Stated goal:
Copy every line in the records below that contains the word "ffffff".
------ Provided records ------
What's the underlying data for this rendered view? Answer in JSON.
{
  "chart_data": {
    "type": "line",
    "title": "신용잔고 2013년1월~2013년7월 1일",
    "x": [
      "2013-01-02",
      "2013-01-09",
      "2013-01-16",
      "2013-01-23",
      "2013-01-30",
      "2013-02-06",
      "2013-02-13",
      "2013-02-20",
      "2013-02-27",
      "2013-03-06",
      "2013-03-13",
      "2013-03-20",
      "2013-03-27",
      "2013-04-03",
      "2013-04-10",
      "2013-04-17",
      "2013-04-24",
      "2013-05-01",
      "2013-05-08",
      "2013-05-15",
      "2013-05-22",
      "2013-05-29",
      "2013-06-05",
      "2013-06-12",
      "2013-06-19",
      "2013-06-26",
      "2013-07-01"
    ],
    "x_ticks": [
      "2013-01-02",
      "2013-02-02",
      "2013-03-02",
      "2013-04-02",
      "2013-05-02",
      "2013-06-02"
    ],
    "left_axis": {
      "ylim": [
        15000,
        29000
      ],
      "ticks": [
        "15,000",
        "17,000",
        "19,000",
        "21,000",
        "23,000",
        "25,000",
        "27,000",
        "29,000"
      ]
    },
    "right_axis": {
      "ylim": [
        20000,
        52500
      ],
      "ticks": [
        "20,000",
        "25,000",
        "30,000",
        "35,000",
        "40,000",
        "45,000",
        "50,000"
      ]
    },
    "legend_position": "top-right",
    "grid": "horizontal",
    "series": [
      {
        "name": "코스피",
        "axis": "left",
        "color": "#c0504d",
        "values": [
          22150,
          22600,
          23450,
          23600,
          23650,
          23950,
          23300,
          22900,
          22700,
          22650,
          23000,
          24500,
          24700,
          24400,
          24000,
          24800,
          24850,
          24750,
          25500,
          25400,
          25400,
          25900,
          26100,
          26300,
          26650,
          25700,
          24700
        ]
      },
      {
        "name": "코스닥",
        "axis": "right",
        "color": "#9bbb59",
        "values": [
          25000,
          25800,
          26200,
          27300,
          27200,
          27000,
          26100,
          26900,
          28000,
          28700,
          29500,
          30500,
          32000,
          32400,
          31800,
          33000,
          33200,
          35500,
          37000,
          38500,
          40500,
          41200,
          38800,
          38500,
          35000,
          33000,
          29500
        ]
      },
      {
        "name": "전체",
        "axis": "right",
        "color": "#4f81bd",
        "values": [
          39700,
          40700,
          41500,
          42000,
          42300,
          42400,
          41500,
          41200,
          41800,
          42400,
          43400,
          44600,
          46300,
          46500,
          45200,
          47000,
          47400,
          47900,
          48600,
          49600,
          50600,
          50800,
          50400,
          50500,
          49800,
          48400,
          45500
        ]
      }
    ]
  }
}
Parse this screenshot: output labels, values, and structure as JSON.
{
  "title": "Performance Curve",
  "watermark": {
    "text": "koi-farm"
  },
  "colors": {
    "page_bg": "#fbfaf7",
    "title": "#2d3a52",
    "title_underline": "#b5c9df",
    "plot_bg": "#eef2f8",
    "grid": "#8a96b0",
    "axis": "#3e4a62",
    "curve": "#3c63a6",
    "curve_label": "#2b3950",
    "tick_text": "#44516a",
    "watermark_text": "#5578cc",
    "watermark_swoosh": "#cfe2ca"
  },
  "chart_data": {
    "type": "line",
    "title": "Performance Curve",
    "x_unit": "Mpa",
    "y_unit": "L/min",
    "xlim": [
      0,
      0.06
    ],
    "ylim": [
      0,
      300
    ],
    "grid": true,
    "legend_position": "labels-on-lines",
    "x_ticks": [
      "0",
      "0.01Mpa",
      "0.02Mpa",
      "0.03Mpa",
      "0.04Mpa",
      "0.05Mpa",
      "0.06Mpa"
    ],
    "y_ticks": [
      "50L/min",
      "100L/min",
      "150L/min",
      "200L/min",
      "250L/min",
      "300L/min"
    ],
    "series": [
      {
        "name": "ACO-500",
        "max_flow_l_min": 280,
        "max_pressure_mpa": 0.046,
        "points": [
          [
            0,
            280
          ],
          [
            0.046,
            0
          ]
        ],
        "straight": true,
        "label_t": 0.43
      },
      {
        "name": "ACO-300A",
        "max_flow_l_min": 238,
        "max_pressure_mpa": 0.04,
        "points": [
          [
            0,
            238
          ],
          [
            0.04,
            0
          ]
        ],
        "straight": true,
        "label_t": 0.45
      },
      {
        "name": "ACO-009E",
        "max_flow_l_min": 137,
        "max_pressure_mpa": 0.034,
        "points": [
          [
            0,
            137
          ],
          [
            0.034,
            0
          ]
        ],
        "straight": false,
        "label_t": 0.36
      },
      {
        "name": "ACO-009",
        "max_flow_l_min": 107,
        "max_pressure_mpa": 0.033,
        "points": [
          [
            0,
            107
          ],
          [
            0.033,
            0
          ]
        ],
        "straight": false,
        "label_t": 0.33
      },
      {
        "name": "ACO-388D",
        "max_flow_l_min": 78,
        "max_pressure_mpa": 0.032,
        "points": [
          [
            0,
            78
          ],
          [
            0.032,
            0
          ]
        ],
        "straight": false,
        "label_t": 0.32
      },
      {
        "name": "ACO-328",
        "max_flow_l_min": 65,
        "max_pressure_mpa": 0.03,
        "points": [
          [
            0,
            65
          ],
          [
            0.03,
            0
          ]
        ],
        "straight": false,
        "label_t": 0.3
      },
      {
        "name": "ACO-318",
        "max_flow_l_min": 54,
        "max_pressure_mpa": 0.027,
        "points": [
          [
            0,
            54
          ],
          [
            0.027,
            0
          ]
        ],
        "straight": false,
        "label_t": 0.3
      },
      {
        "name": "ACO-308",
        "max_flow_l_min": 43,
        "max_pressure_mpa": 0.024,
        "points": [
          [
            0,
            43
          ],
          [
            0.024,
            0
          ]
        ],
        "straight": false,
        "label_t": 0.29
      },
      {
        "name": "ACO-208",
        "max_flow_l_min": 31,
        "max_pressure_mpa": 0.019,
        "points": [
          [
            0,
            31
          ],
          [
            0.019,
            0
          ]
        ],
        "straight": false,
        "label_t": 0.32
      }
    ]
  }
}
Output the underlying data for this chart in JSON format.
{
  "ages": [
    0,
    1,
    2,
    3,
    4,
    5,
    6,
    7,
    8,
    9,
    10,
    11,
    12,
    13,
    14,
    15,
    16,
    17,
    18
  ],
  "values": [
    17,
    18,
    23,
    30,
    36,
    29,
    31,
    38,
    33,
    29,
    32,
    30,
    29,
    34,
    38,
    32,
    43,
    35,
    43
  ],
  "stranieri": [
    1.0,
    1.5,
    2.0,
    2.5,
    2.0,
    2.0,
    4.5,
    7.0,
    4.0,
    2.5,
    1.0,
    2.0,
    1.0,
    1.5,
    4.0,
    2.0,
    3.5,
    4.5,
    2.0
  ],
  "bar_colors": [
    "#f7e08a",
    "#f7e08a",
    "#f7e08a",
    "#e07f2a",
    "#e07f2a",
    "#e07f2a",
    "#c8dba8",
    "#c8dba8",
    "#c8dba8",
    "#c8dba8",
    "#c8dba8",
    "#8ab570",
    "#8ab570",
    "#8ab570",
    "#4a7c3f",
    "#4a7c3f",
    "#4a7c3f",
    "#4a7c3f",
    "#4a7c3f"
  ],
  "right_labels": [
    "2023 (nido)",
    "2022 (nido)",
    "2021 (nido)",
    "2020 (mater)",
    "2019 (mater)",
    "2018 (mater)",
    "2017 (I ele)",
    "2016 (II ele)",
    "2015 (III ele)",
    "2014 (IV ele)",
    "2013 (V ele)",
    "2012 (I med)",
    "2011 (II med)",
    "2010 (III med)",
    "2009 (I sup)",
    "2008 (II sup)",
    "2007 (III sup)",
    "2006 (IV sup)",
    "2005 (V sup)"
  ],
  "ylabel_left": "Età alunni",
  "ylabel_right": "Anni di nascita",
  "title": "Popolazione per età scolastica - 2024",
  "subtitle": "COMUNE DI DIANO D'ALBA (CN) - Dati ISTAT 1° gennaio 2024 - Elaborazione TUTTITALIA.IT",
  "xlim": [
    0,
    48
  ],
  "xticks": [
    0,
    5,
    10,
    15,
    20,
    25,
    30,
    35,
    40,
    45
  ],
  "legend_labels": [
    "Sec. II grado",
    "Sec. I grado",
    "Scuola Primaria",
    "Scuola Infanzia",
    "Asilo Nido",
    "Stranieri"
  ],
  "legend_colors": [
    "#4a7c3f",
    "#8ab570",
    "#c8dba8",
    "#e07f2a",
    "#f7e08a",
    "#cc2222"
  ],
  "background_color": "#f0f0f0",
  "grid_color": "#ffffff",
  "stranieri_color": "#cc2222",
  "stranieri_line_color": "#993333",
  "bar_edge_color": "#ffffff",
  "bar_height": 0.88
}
------
Output for this task:
  "grid_color": "#ffffff",
  "bar_edge_color": "#ffffff",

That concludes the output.